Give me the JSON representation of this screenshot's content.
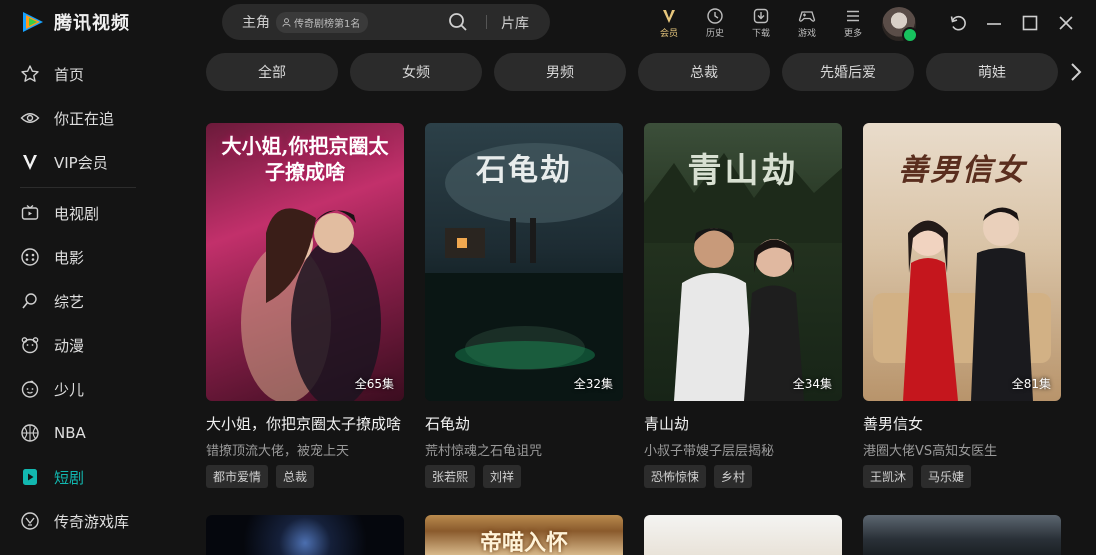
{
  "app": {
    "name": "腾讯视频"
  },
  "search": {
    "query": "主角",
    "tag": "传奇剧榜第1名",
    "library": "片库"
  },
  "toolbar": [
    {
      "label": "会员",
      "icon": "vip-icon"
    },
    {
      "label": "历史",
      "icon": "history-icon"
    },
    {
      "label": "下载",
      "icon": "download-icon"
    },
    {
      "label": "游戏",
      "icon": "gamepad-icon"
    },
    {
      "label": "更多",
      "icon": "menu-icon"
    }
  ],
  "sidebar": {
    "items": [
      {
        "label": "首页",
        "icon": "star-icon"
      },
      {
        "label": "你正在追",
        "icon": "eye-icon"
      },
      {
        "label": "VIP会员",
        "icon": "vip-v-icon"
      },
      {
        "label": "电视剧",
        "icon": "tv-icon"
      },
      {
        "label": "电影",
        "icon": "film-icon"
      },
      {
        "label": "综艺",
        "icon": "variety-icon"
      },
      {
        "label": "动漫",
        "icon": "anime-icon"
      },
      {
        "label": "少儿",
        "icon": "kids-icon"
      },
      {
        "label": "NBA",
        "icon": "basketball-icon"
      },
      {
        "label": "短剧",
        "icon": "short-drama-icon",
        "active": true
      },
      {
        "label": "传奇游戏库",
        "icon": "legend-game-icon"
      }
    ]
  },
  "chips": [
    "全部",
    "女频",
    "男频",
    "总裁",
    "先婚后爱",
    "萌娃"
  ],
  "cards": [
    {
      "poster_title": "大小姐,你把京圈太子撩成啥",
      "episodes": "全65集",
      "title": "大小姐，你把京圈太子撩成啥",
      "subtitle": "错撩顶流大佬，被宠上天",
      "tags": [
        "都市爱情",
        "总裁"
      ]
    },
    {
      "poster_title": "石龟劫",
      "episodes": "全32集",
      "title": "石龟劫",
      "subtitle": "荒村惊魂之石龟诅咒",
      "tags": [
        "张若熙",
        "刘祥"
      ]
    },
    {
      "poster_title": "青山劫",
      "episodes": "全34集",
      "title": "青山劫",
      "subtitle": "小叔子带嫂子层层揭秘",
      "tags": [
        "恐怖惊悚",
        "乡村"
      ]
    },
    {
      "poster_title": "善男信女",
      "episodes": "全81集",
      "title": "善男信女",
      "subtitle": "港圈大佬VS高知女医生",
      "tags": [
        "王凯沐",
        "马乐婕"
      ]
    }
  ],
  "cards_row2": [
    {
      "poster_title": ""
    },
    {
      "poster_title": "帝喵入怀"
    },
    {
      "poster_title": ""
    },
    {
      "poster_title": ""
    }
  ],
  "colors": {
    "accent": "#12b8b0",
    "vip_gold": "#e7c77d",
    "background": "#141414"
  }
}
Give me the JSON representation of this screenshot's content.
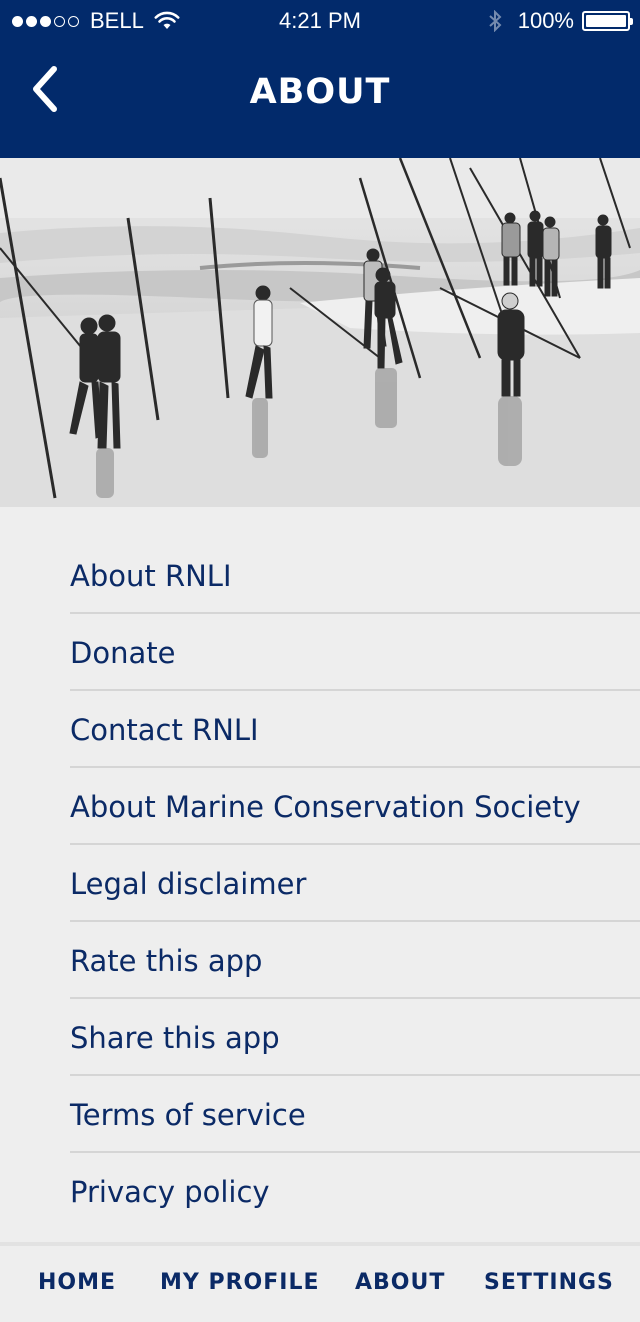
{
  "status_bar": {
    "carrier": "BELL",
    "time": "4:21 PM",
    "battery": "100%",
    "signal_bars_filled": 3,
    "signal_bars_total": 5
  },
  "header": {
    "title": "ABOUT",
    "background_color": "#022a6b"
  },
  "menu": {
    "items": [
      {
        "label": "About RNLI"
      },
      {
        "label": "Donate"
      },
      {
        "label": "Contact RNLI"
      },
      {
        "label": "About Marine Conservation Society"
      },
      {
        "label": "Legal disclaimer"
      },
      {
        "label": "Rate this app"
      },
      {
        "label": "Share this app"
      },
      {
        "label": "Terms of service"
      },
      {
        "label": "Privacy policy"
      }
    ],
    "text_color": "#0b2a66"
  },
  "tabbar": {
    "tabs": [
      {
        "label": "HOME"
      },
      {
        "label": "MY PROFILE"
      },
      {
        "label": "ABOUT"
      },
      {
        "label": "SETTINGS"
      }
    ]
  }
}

--

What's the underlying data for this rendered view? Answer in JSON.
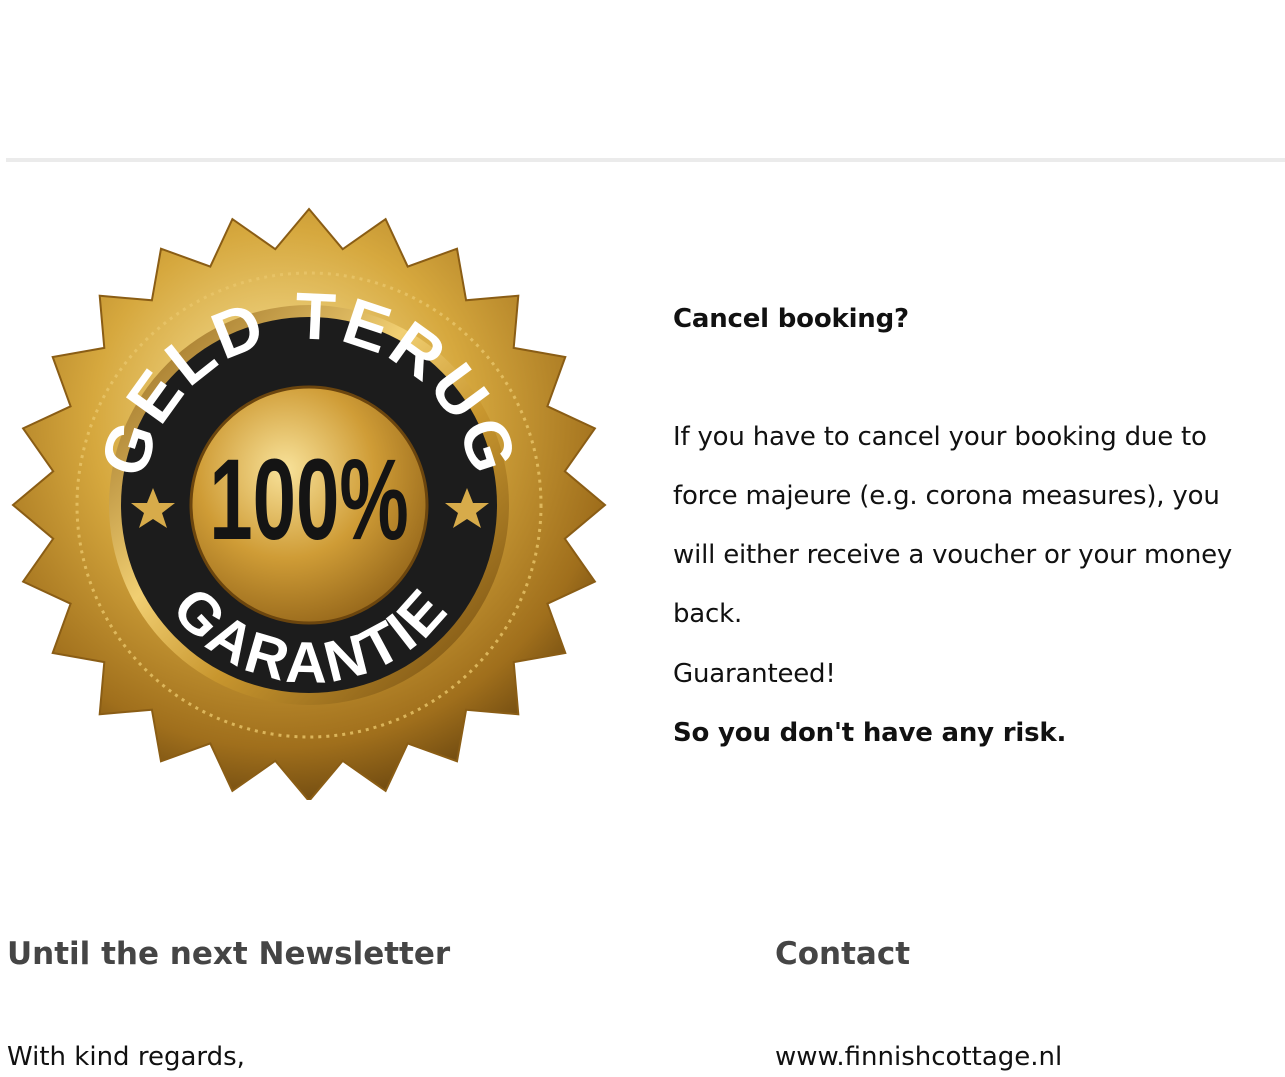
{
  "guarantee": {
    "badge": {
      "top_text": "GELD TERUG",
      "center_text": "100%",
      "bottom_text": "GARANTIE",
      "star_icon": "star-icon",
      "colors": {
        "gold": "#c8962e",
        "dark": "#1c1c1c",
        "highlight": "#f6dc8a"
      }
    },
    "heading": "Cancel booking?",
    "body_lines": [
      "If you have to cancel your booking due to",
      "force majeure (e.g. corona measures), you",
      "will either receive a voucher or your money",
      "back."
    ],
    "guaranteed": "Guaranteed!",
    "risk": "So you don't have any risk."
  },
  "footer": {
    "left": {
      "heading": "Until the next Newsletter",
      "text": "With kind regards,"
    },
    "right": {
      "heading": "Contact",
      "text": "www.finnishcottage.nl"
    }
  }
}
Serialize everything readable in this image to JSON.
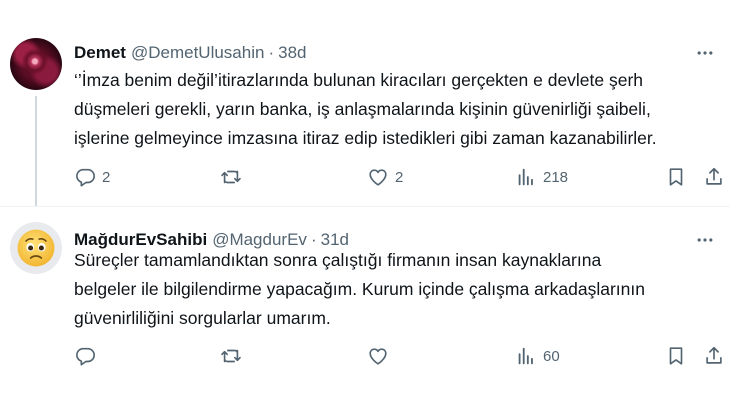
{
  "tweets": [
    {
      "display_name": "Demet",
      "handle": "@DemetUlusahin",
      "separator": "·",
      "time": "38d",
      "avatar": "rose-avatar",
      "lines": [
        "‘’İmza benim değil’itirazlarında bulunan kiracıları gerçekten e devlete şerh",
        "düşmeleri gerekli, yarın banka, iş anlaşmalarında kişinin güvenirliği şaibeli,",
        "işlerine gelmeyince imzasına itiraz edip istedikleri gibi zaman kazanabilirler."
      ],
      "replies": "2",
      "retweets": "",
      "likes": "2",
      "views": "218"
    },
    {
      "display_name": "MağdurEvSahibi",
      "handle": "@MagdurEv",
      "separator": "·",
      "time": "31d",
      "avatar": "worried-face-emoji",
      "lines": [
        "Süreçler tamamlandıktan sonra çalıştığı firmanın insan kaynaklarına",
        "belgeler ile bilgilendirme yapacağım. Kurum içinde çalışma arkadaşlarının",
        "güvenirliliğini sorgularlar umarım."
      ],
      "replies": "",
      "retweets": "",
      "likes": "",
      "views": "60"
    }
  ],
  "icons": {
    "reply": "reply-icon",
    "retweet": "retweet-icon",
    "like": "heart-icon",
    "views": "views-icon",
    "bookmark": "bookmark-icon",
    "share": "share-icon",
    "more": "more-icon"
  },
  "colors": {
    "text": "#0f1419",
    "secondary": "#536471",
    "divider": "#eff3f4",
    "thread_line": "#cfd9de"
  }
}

- [Aim] From the entries above, copy every line that holds the word "your".

- [Exercise answer]
      "If you have to cancel your booking due to",
      "will either receive a voucher or your money",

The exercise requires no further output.